Set exercise = Only the number is needed: how many lines contain the word "Bitte"?

Record list =
=======
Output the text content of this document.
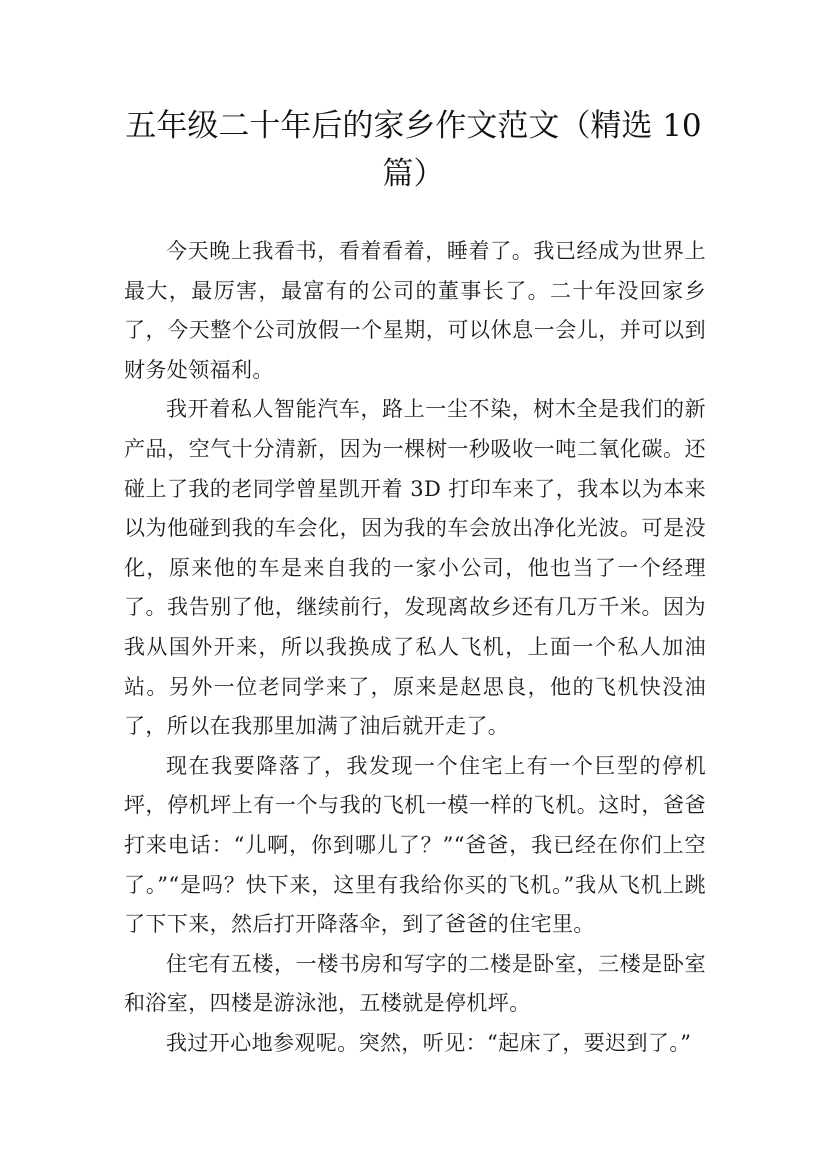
五年级二十年后的家乡作文范文（精选 10 篇）

今天晚上我看书，看着看着，睡着了。我已经成为世界上最大，最厉害，最富有的公司的董事长了。二十年没回家乡了，今天整个公司放假一个星期，可以休息一会儿，并可以到财务处领福利。

我开着私人智能汽车，路上一尘不染，树木全是我们的新产品，空气十分清新，因为一棵树一秒吸收一吨二氧化碳。还碰上了我的老同学曾星凯开着 3D 打印车来了，我本以为本来以为他碰到我的车会化，因为我的车会放出净化光波。可是没化，原来他的车是来自我的一家小公司，他也当了一个经理了。我告别了他，继续前行，发现离故乡还有几万千米。因为我从国外开来，所以我换成了私人飞机，上面一个私人加油站。另外一位老同学来了，原来是赵思良，他的飞机快没油了，所以在我那里加满了油后就开走了。

现在我要降落了，我发现一个住宅上有一个巨型的停机坪，停机坪上有一个与我的飞机一模一样的飞机。这时，爸爸打来电话：“儿啊，你到哪儿了？”“爸爸，我已经在你们上空了。”“是吗？快下来，这里有我给你买的飞机。”我从飞机上跳了下下来，然后打开降落伞，到了爸爸的住宅里。

住宅有五楼，一楼书房和写字的二楼是卧室，三楼是卧室和浴室，四楼是游泳池，五楼就是停机坪。

我过开心地参观呢。突然，听见：“起床了，要迟到了。”
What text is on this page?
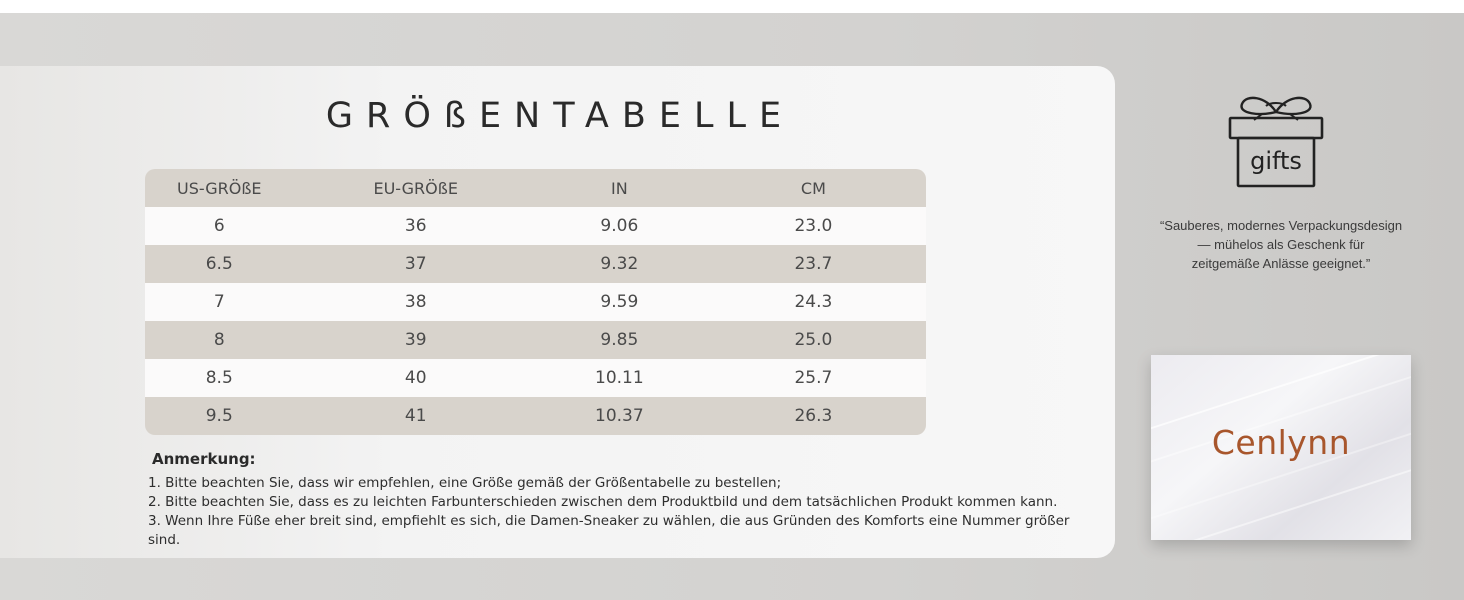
GRÖßENTABELLE
US-GRÖßE	EU-GRÖßE	IN	CM
6	36	9.06	23.0
6.5	37	9.32	23.7
7	38	9.59	24.3
8	39	9.85	25.0
8.5	40	10.11	25.7
9.5	41	10.37	26.3
Anmerkung:
1. Bitte beachten Sie, dass wir empfehlen, eine Größe gemäß der Größentabelle zu bestellen;
2. Bitte beachten Sie, dass es zu leichten Farbunterschieden zwischen dem Produktbild und dem tatsächlichen Produkt kommen kann.
3. Wenn Ihre Füße eher breit sind, empfiehlt es sich, die Damen-Sneaker zu wählen, die aus Gründen des Komforts eine Nummer größer
sind.
gifts
“Sauberes, modernes Verpackungsdesign
— mühelos als Geschenk für
zeitgemäße Anlässe geeignet.”
Cenlynn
=======
Response below = 2